══ Stored data ══

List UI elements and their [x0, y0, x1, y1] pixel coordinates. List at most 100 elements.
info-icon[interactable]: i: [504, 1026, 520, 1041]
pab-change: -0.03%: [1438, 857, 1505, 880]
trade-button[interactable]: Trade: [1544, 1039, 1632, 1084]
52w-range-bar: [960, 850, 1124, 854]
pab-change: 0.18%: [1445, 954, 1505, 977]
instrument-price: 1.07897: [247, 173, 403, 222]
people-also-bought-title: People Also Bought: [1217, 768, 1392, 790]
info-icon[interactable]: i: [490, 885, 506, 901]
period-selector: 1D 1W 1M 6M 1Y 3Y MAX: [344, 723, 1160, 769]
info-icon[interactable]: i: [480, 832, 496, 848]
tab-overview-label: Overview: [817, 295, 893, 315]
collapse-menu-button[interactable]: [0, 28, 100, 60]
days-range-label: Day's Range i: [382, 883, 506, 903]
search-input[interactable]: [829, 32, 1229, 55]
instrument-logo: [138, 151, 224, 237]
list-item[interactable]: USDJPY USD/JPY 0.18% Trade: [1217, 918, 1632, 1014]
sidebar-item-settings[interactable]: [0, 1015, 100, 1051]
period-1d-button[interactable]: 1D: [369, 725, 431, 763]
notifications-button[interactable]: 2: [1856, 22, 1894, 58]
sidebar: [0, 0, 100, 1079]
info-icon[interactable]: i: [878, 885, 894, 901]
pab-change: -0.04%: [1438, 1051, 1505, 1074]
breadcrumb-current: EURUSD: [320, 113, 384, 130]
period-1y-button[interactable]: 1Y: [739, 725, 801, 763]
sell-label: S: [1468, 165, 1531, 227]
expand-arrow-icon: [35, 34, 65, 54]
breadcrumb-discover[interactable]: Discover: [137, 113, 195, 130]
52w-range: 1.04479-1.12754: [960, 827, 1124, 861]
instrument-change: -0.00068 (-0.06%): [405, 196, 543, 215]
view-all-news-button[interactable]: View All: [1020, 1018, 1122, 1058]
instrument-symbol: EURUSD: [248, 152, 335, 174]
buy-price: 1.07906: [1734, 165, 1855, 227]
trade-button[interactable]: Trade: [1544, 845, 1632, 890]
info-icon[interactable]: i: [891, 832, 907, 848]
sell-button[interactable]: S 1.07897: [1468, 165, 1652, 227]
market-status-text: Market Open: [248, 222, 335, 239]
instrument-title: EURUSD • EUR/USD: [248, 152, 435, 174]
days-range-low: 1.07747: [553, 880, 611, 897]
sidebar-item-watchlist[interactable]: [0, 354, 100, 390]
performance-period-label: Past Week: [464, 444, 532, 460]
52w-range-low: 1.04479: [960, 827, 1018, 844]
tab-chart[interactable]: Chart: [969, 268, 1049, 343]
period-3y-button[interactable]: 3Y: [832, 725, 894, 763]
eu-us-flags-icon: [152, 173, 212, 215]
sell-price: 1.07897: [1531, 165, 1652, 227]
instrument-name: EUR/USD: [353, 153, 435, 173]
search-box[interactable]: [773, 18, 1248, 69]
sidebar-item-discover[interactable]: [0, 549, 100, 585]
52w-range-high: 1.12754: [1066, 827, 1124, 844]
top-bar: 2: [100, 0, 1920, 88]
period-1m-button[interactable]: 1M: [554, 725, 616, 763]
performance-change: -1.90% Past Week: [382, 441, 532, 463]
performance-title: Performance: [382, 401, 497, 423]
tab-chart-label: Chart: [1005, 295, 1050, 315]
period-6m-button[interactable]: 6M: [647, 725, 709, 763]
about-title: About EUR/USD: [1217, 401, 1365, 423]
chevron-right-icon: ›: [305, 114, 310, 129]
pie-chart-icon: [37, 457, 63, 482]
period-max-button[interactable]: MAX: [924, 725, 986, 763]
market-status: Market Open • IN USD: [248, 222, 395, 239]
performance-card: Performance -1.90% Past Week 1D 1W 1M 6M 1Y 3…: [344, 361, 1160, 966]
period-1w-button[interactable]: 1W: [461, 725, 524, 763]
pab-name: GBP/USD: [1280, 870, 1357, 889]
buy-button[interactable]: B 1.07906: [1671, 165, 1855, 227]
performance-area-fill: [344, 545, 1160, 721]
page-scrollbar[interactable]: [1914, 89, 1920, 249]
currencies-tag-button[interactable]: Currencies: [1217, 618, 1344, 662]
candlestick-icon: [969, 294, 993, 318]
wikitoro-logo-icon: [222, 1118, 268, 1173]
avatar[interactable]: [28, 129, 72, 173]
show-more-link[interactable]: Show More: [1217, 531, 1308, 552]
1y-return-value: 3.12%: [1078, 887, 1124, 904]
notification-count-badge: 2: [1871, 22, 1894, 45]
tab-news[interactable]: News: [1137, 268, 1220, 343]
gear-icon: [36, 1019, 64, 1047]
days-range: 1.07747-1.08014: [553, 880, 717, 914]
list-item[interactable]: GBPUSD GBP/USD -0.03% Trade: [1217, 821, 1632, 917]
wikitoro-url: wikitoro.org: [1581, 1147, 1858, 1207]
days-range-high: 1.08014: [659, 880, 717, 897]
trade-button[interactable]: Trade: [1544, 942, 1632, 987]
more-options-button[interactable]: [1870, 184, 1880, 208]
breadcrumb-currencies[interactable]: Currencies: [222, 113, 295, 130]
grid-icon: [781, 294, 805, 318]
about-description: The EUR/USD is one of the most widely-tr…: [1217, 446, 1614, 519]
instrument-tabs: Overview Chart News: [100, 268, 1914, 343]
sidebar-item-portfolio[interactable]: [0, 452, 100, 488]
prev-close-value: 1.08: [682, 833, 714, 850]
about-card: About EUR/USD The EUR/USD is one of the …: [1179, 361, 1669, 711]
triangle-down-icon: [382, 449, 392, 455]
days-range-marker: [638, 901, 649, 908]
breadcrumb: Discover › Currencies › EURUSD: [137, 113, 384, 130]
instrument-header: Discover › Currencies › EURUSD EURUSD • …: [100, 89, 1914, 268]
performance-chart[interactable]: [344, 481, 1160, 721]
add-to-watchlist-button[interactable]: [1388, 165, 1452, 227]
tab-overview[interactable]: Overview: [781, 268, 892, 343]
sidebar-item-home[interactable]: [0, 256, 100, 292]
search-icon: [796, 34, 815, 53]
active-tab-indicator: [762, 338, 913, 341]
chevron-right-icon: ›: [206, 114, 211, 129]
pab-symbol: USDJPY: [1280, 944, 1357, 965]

═══

### To do
Edit the listing from its first line through the line containing "tab-overview-label: Overview: [817, 295, 893, 315]", replacing "info-icon" with "help-icon" and leaving everything else unchanged. Return only those lines.

### Exercise response
List UI elements and their [x0, y0, x1, y1] pixel coordinates. List at most 100 elements.
help-icon[interactable]: i: [504, 1026, 520, 1041]
pab-change: -0.03%: [1438, 857, 1505, 880]
trade-button[interactable]: Trade: [1544, 1039, 1632, 1084]
52w-range-bar: [960, 850, 1124, 854]
pab-change: 0.18%: [1445, 954, 1505, 977]
instrument-price: 1.07897: [247, 173, 403, 222]
people-also-bought-title: People Also Bought: [1217, 768, 1392, 790]
help-icon[interactable]: i: [490, 885, 506, 901]
period-selector: 1D 1W 1M 6M 1Y 3Y MAX: [344, 723, 1160, 769]
help-icon[interactable]: i: [480, 832, 496, 848]
tab-overview-label: Overview: [817, 295, 893, 315]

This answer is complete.